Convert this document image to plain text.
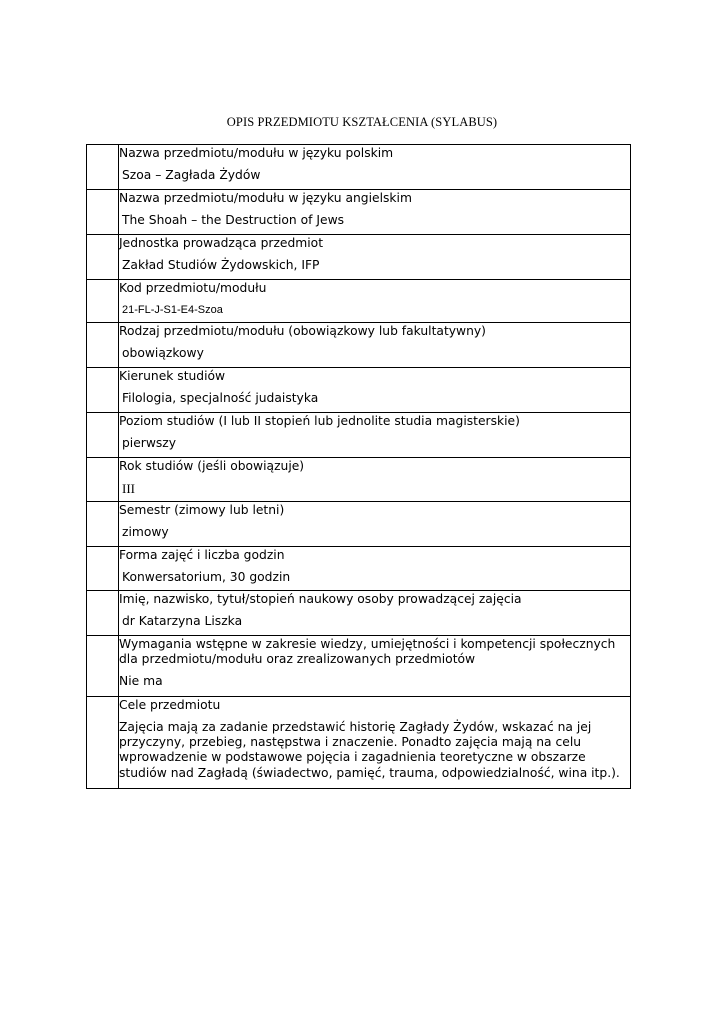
OPIS PRZEDMIOTU KSZTAŁCENIA (SYLABUS)

	Nazwa przedmiotu/modułu w języku polskim
Szoa – Zagłada Żydów

	Nazwa przedmiotu/modułu w języku angielskim
The Shoah – the Destruction of Jews

	Jednostka prowadząca przedmiot
Zakład Studiów Żydowskich, IFP

	Kod przedmiotu/modułu
21-FL-J-S1-E4-Szoa

	Rodzaj przedmiotu/modułu (obowiązkowy lub fakultatywny)
obowiązkowy

	Kierunek studiów
Filologia, specjalność judaistyka

	Poziom studiów (I lub II stopień lub jednolite studia magisterskie)
pierwszy

	Rok studiów (jeśli obowiązuje)
III

	Semestr (zimowy lub letni)
zimowy

	Forma zajęć i liczba godzin
Konwersatorium, 30 godzin

	Imię, nazwisko, tytuł/stopień naukowy osoby prowadzącej zajęcia
dr Katarzyna Liszka

	Wymagania wstępne w zakresie wiedzy, umiejętności i kompetencji społecznych
dla przedmiotu/modułu oraz zrealizowanych przedmiotów
Nie ma

	Cele przedmiotu
Zajęcia mają za zadanie przedstawić historię Zagłady Żydów, wskazać na jej
przyczyny, przebieg, następstwa i znaczenie. Ponadto zajęcia mają na celu
wprowadzenie w podstawowe pojęcia i zagadnienia teoretyczne w obszarze
studiów nad Zagładą (świadectwo, pamięć, trauma, odpowiedzialność, wina itp.).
——————————
__Task prompt__: Write out the records above exactly as they appear, leaving out any pictures.

__Final answer__:
Convert this document image to plain text.
OPIS PRZEDMIOTU KSZTAŁCENIA (SYLABUS)

	Nazwa przedmiotu/modułu w języku polskim
Szoa – Zagłada Żydów

	Nazwa przedmiotu/modułu w języku angielskim
The Shoah – the Destruction of Jews

	Jednostka prowadząca przedmiot
Zakład Studiów Żydowskich, IFP

	Kod przedmiotu/modułu
21-FL-J-S1-E4-Szoa

	Rodzaj przedmiotu/modułu (obowiązkowy lub fakultatywny)
obowiązkowy

	Kierunek studiów
Filologia, specjalność judaistyka

	Poziom studiów (I lub II stopień lub jednolite studia magisterskie)
pierwszy

	Rok studiów (jeśli obowiązuje)
III

	Semestr (zimowy lub letni)
zimowy

	Forma zajęć i liczba godzin
Konwersatorium, 30 godzin

	Imię, nazwisko, tytuł/stopień naukowy osoby prowadzącej zajęcia
dr Katarzyna Liszka

	Wymagania wstępne w zakresie wiedzy, umiejętności i kompetencji społecznych
dla przedmiotu/modułu oraz zrealizowanych przedmiotów
Nie ma

	Cele przedmiotu
Zajęcia mają za zadanie przedstawić historię Zagłady Żydów, wskazać na jej
przyczyny, przebieg, następstwa i znaczenie. Ponadto zajęcia mają na celu
wprowadzenie w podstawowe pojęcia i zagadnienia teoretyczne w obszarze
studiów nad Zagładą (świadectwo, pamięć, trauma, odpowiedzialność, wina itp.).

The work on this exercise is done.